What you return should match every record exactly, with the images removed.

(Data entries)
=======

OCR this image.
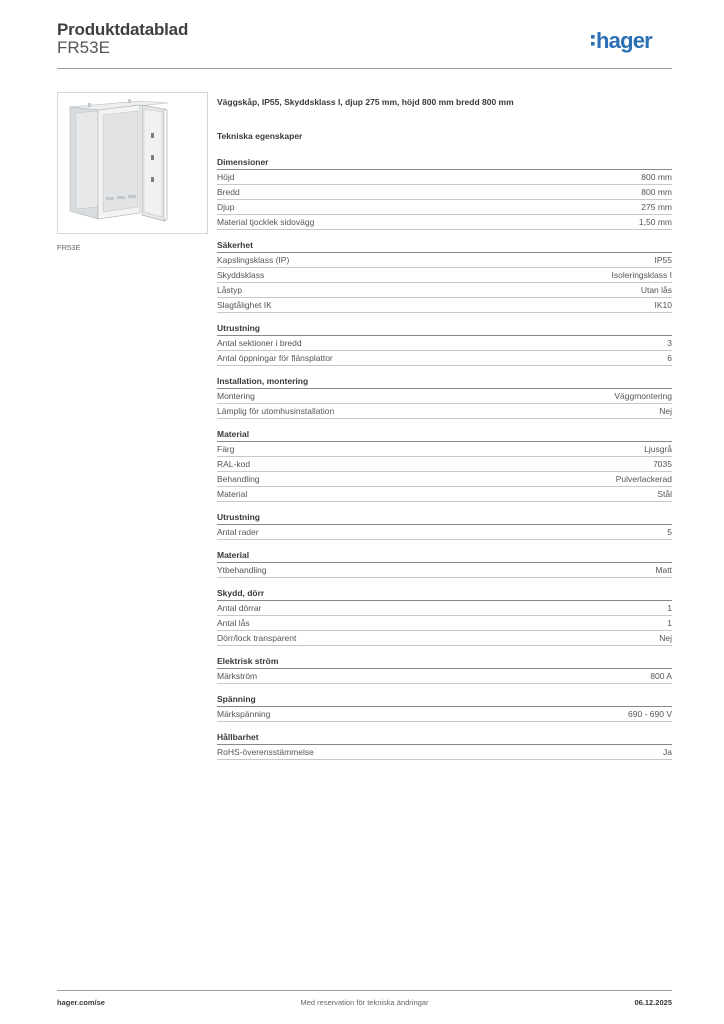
Produktdatablad
FR53E	hager
FR53E
Väggskåp, IP55, Skyddsklass I, djup 275 mm, höjd 800 mm bredd 800 mm
Tekniska egenskaper
Dimensioner
Höjd	800 mm
Bredd	800 mm
Djup	275 mm
Material tjocklek sidovägg	1,50 mm
Säkerhet
Kapslingsklass (IP)	IP55
Skyddsklass	Isoleringsklass I
Låstyp	Utan lås
Slagtålighet IK	IK10
Utrustning
Antal sektioner i bredd	3
Antal öppningar för flänsplattor	6
Installation, montering
Montering	Väggmontering
Lämplig för utomhusinstallation	Nej
Material
Färg	Ljusgrå
RAL-kod	7035
Behandling	Pulverlackerad
Material	Stål
Utrustning
Antal rader	5
Material
Ytbehandling	Matt
Skydd, dörr
Antal dörrar	1
Antal lås	1
Dörr/lock transparent	Nej
Elektrisk ström
Märkström	800 A
Spänning
Märkspänning	690 - 690 V
Hållbarhet
RoHS-överensstämmelse	Ja
hager.com/se	Med reservation för tekniska ändringar	06.12.2025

=======

_RESULT OF THE TASK_
OCR this image.
Produktdatablad
FR53E	hager
FR53E
Väggskåp, IP55, Skyddsklass I, djup 275 mm, höjd 800 mm bredd 800 mm
Tekniska egenskaper
Dimensioner
Höjd	800 mm
Bredd	800 mm
Djup	275 mm
Material tjocklek sidovägg	1,50 mm
Säkerhet
Kapslingsklass (IP)	IP55
Skyddsklass	Isoleringsklass I
Låstyp	Utan lås
Slagtålighet IK	IK10
Utrustning
Antal sektioner i bredd	3
Antal öppningar för flänsplattor	6
Installation, montering
Montering	Väggmontering
Lämplig för utomhusinstallation	Nej
Material
Färg	Ljusgrå
RAL-kod	7035
Behandling	Pulverlackerad
Material	Stål
Utrustning
Antal rader	5
Material
Ytbehandling	Matt
Skydd, dörr
Antal dörrar	1
Antal lås	1
Dörr/lock transparent	Nej
Elektrisk ström
Märkström	800 A
Spänning
Märkspänning	690 - 690 V
Hållbarhet
RoHS-överensstämmelse	Ja
hager.com/se	Med reservation för tekniska ändringar	06.12.2025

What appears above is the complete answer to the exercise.